● **SHORT PROBLEM**
Omit all pictures and give the records below again exactly as written.

(Dataset entries)
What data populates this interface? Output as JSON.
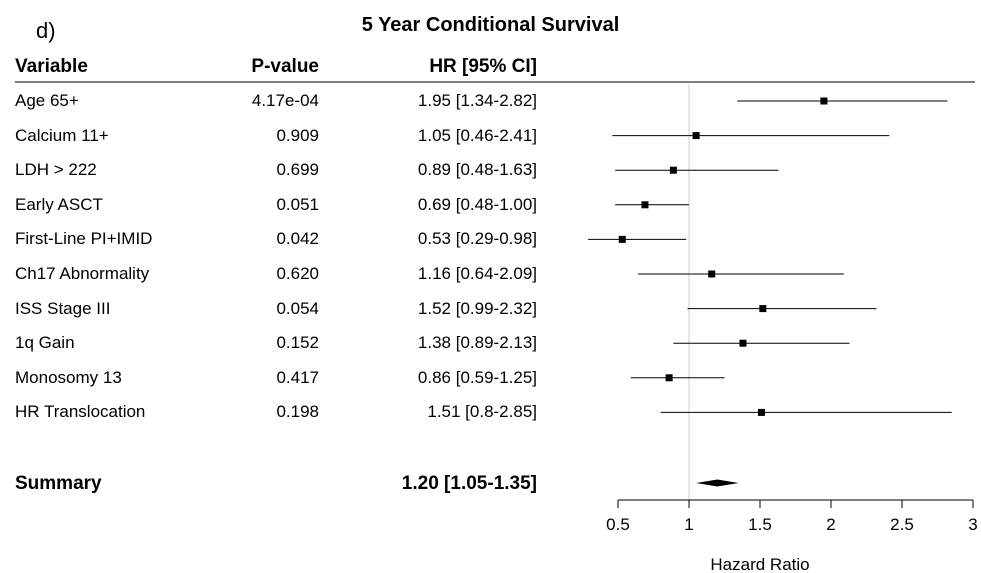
{
  "panel_label": "d)",
  "title": "5 Year Conditional Survival",
  "headers": {
    "variable": "Variable",
    "pvalue": "P-value",
    "hr": "HR [95% CI]"
  },
  "summary": {
    "label": "Summary",
    "hr_text": "1.20 [1.05-1.35]"
  },
  "chart_data": {
    "type": "forest",
    "title": "5 Year Conditional Survival",
    "xlabel": "Hazard Ratio",
    "xlim": [
      0.5,
      3
    ],
    "xticks": [
      0.5,
      1,
      1.5,
      2,
      2.5,
      3
    ],
    "xtick_labels": [
      "0.5",
      "1",
      "1.5",
      "2",
      "2.5",
      "3"
    ],
    "reference_line": 1,
    "rows": [
      {
        "variable": "Age 65+",
        "pvalue": "4.17e-04",
        "hr_text": "1.95 [1.34-2.82]",
        "hr": 1.95,
        "lower": 1.34,
        "upper": 2.82
      },
      {
        "variable": "Calcium 11+",
        "pvalue": "0.909",
        "hr_text": "1.05 [0.46-2.41]",
        "hr": 1.05,
        "lower": 0.46,
        "upper": 2.41
      },
      {
        "variable": "LDH > 222",
        "pvalue": "0.699",
        "hr_text": "0.89 [0.48-1.63]",
        "hr": 0.89,
        "lower": 0.48,
        "upper": 1.63
      },
      {
        "variable": "Early ASCT",
        "pvalue": "0.051",
        "hr_text": "0.69 [0.48-1.00]",
        "hr": 0.69,
        "lower": 0.48,
        "upper": 1.0
      },
      {
        "variable": "First-Line PI+IMID",
        "pvalue": "0.042",
        "hr_text": "0.53 [0.29-0.98]",
        "hr": 0.53,
        "lower": 0.29,
        "upper": 0.98
      },
      {
        "variable": "Ch17 Abnormality",
        "pvalue": "0.620",
        "hr_text": "1.16 [0.64-2.09]",
        "hr": 1.16,
        "lower": 0.64,
        "upper": 2.09
      },
      {
        "variable": "ISS Stage III",
        "pvalue": "0.054",
        "hr_text": "1.52 [0.99-2.32]",
        "hr": 1.52,
        "lower": 0.99,
        "upper": 2.32
      },
      {
        "variable": "1q Gain",
        "pvalue": "0.152",
        "hr_text": "1.38 [0.89-2.13]",
        "hr": 1.38,
        "lower": 0.89,
        "upper": 2.13
      },
      {
        "variable": "Monosomy 13",
        "pvalue": "0.417",
        "hr_text": "0.86 [0.59-1.25]",
        "hr": 0.86,
        "lower": 0.59,
        "upper": 1.25
      },
      {
        "variable": "HR Translocation",
        "pvalue": "0.198",
        "hr_text": "1.51 [0.8-2.85]",
        "hr": 1.51,
        "lower": 0.8,
        "upper": 2.85
      }
    ],
    "summary": {
      "label": "Summary",
      "hr": 1.2,
      "lower": 1.05,
      "upper": 1.35
    }
  }
}
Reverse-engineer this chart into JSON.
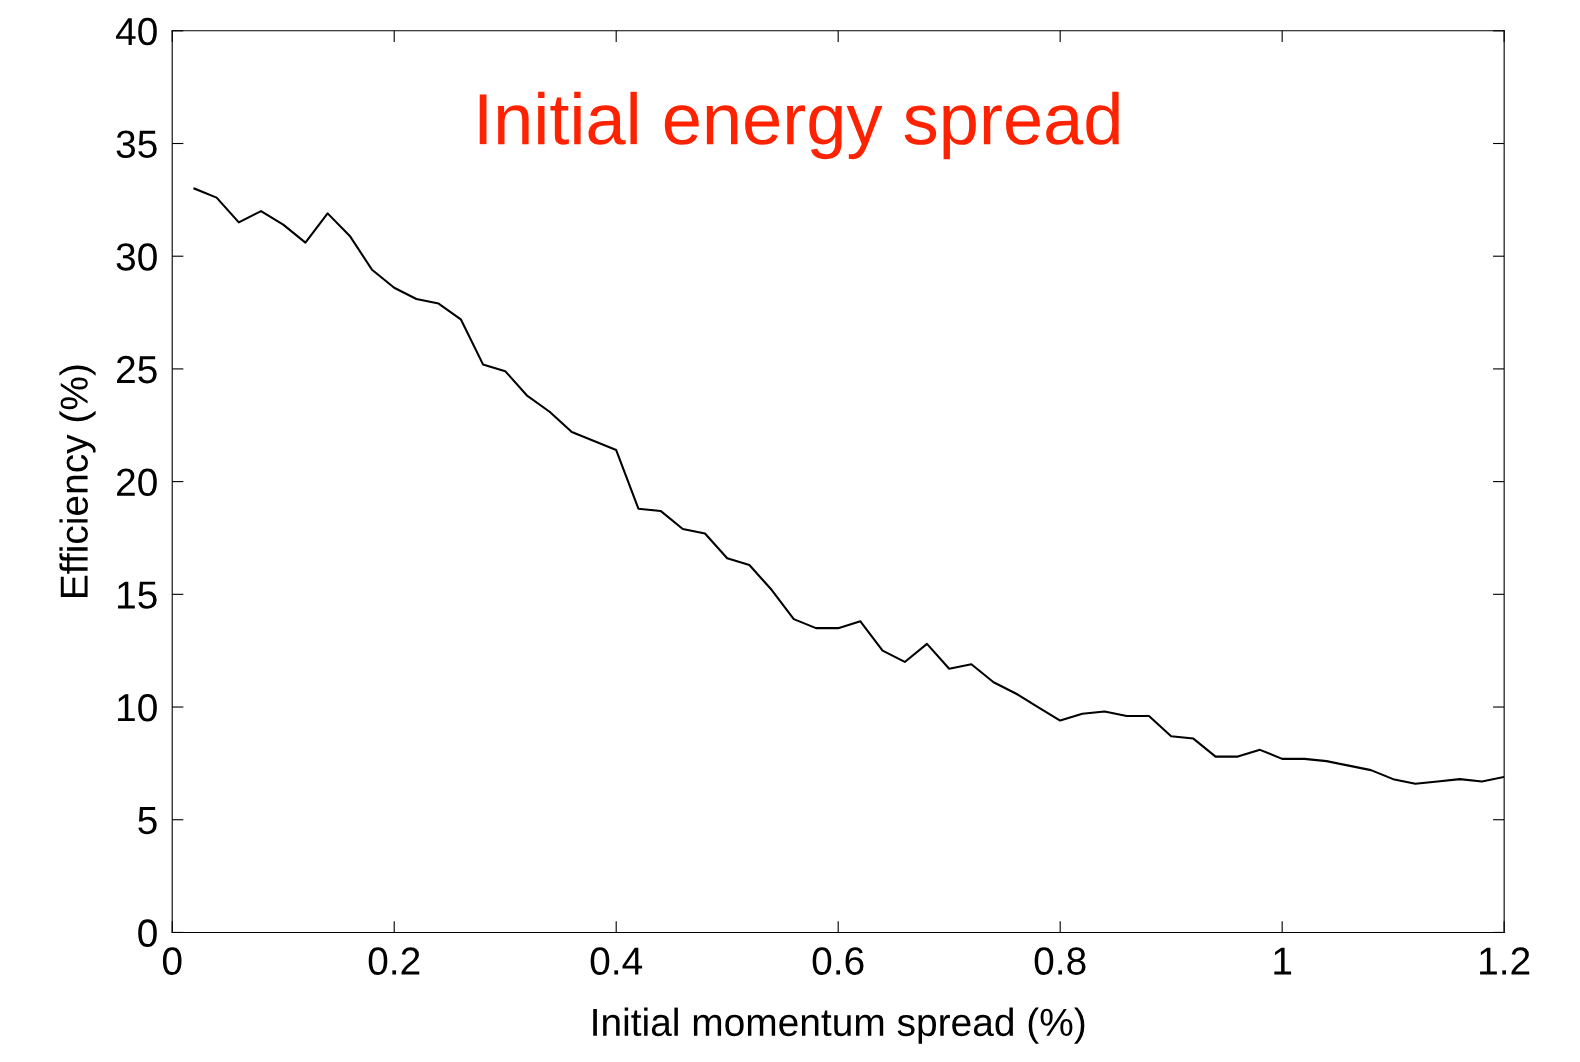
{
  "chart_data": {
    "type": "line",
    "title": "Initial energy spread",
    "xlabel": "Initial momentum spread (%)",
    "ylabel": "Efficiency (%)",
    "x": [
      0.02,
      0.04,
      0.06,
      0.08,
      0.1,
      0.12,
      0.14,
      0.16,
      0.18,
      0.2,
      0.22,
      0.24,
      0.26,
      0.28,
      0.3,
      0.32,
      0.34,
      0.36,
      0.38,
      0.4,
      0.42,
      0.44,
      0.46,
      0.48,
      0.5,
      0.52,
      0.54,
      0.56,
      0.58,
      0.6,
      0.62,
      0.64,
      0.66,
      0.68,
      0.7,
      0.72,
      0.74,
      0.76,
      0.78,
      0.8,
      0.82,
      0.84,
      0.86,
      0.88,
      0.9,
      0.92,
      0.94,
      0.96,
      0.98,
      1.0,
      1.02,
      1.04,
      1.06,
      1.08,
      1.1,
      1.12,
      1.14,
      1.16,
      1.18,
      1.2
    ],
    "series": [
      {
        "color": "#000000",
        "values": [
          33.0,
          32.6,
          31.5,
          32.0,
          31.4,
          30.6,
          31.9,
          30.9,
          29.4,
          28.6,
          28.1,
          27.9,
          27.2,
          25.2,
          24.9,
          23.8,
          23.1,
          22.2,
          21.8,
          21.4,
          18.8,
          18.7,
          17.9,
          17.7,
          16.6,
          16.3,
          15.2,
          13.9,
          13.5,
          13.5,
          13.8,
          12.5,
          12.0,
          12.8,
          11.7,
          11.9,
          11.1,
          10.6,
          10.0,
          9.4,
          9.7,
          9.8,
          9.6,
          9.6,
          8.7,
          8.6,
          7.8,
          7.8,
          8.1,
          7.7,
          7.7,
          7.6,
          7.4,
          7.2,
          6.8,
          6.6,
          6.7,
          6.8,
          6.7,
          6.9
        ]
      }
    ],
    "xlim": [
      0,
      1.2
    ],
    "xticks": [
      0,
      0.2,
      0.4,
      0.6,
      0.8,
      1,
      1.2
    ],
    "ylim": [
      0,
      40
    ],
    "yticks": [
      0,
      5,
      10,
      15,
      20,
      25,
      30,
      35,
      40
    ],
    "grid": false,
    "legend": false,
    "marker": "none",
    "line_style": "solid"
  }
}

● **EXERCISE SOLUTION**
What data populates this interface? Output as JSON.
{
  "panel_label": "d)",
  "title": "5 Year Conditional Survival",
  "headers": {
    "variable": "Variable",
    "pvalue": "P-value",
    "hr": "HR [95% CI]"
  },
  "summary": {
    "label": "Summary",
    "hr_text": "1.20 [1.05-1.35]"
  },
  "chart_data": {
    "type": "forest",
    "title": "5 Year Conditional Survival",
    "xlabel": "Hazard Ratio",
    "xlim": [
      0.5,
      3
    ],
    "xticks": [
      0.5,
      1,
      1.5,
      2,
      2.5,
      3
    ],
    "xtick_labels": [
      "0.5",
      "1",
      "1.5",
      "2",
      "2.5",
      "3"
    ],
    "reference_line": 1,
    "rows": [
      {
        "variable": "Age 65+",
        "pvalue": "4.17e-04",
        "hr_text": "1.95 [1.34-2.82]",
        "hr": 1.95,
        "lower": 1.34,
        "upper": 2.82
      },
      {
        "variable": "Calcium 11+",
        "pvalue": "0.909",
        "hr_text": "1.05 [0.46-2.41]",
        "hr": 1.05,
        "lower": 0.46,
        "upper": 2.41
      },
      {
        "variable": "LDH > 222",
        "pvalue": "0.699",
        "hr_text": "0.89 [0.48-1.63]",
        "hr": 0.89,
        "lower": 0.48,
        "upper": 1.63
      },
      {
        "variable": "Early ASCT",
        "pvalue": "0.051",
        "hr_text": "0.69 [0.48-1.00]",
        "hr": 0.69,
        "lower": 0.48,
        "upper": 1.0
      },
      {
        "variable": "First-Line PI+IMID",
        "pvalue": "0.042",
        "hr_text": "0.53 [0.29-0.98]",
        "hr": 0.53,
        "lower": 0.29,
        "upper": 0.98
      },
      {
        "variable": "Ch17 Abnormality",
        "pvalue": "0.620",
        "hr_text": "1.16 [0.64-2.09]",
        "hr": 1.16,
        "lower": 0.64,
        "upper": 2.09
      },
      {
        "variable": "ISS Stage III",
        "pvalue": "0.054",
        "hr_text": "1.52 [0.99-2.32]",
        "hr": 1.52,
        "lower": 0.99,
        "upper": 2.32
      },
      {
        "variable": "1q Gain",
        "pvalue": "0.152",
        "hr_text": "1.38 [0.89-2.13]",
        "hr": 1.38,
        "lower": 0.89,
        "upper": 2.13
      },
      {
        "variable": "Monosomy 13",
        "pvalue": "0.417",
        "hr_text": "0.86 [0.59-1.25]",
        "hr": 0.86,
        "lower": 0.59,
        "upper": 1.25
      },
      {
        "variable": "HR Translocation",
        "pvalue": "0.198",
        "hr_text": "1.51 [0.8-2.85]",
        "hr": 1.51,
        "lower": 0.8,
        "upper": 2.85
      }
    ],
    "summary": {
      "label": "Summary",
      "hr": 1.2,
      "lower": 1.05,
      "upper": 1.35
    }
  }
}
Reverse-engineer this chart into JSON.
{
  "chart_data": {
    "type": "line",
    "title": "Initial energy spread",
    "xlabel": "Initial momentum spread (%)",
    "ylabel": "Efficiency (%)",
    "x": [
      0.02,
      0.04,
      0.06,
      0.08,
      0.1,
      0.12,
      0.14,
      0.16,
      0.18,
      0.2,
      0.22,
      0.24,
      0.26,
      0.28,
      0.3,
      0.32,
      0.34,
      0.36,
      0.38,
      0.4,
      0.42,
      0.44,
      0.46,
      0.48,
      0.5,
      0.52,
      0.54,
      0.56,
      0.58,
      0.6,
      0.62,
      0.64,
      0.66,
      0.68,
      0.7,
      0.72,
      0.74,
      0.76,
      0.78,
      0.8,
      0.82,
      0.84,
      0.86,
      0.88,
      0.9,
      0.92,
      0.94,
      0.96,
      0.98,
      1.0,
      1.02,
      1.04,
      1.06,
      1.08,
      1.1,
      1.12,
      1.14,
      1.16,
      1.18,
      1.2
    ],
    "series": [
      {
        "color": "#000000",
        "values": [
          33.0,
          32.6,
          31.5,
          32.0,
          31.4,
          30.6,
          31.9,
          30.9,
          29.4,
          28.6,
          28.1,
          27.9,
          27.2,
          25.2,
          24.9,
          23.8,
          23.1,
          22.2,
          21.8,
          21.4,
          18.8,
          18.7,
          17.9,
          17.7,
          16.6,
          16.3,
          15.2,
          13.9,
          13.5,
          13.5,
          13.8,
          12.5,
          12.0,
          12.8,
          11.7,
          11.9,
          11.1,
          10.6,
          10.0,
          9.4,
          9.7,
          9.8,
          9.6,
          9.6,
          8.7,
          8.6,
          7.8,
          7.8,
          8.1,
          7.7,
          7.7,
          7.6,
          7.4,
          7.2,
          6.8,
          6.6,
          6.7,
          6.8,
          6.7,
          6.9
        ]
      }
    ],
    "xlim": [
      0,
      1.2
    ],
    "xticks": [
      0,
      0.2,
      0.4,
      0.6,
      0.8,
      1,
      1.2
    ],
    "ylim": [
      0,
      40
    ],
    "yticks": [
      0,
      5,
      10,
      15,
      20,
      25,
      30,
      35,
      40
    ],
    "grid": false,
    "legend": false,
    "marker": "none",
    "line_style": "solid"
  }
}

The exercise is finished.